## start ENTRIES SHOWN

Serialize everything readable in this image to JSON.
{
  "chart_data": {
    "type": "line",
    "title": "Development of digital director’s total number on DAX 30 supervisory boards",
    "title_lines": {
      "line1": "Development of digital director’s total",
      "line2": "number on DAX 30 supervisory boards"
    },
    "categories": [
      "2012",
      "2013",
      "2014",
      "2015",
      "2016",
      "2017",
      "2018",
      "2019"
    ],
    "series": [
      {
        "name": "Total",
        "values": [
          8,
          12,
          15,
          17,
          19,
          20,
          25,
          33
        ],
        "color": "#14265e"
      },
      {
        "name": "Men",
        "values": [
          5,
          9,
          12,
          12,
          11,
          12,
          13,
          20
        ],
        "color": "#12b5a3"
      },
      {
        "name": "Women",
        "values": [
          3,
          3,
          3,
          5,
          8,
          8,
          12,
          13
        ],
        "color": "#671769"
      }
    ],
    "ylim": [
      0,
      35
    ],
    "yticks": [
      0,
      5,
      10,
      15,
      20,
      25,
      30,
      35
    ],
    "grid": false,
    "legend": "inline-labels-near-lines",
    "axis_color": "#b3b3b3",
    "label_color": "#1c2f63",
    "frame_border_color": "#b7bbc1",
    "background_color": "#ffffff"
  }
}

## end ENTRIES SHOWN

WHAT IS BEING ASKED
Whichever lines contain the string "Development", select and copy them.

ANSWER TO THE EXERCISE
    "title": "Development of digital director’s total number on DAX 30 supervisory boards",
      "line1": "Development of digital director’s total",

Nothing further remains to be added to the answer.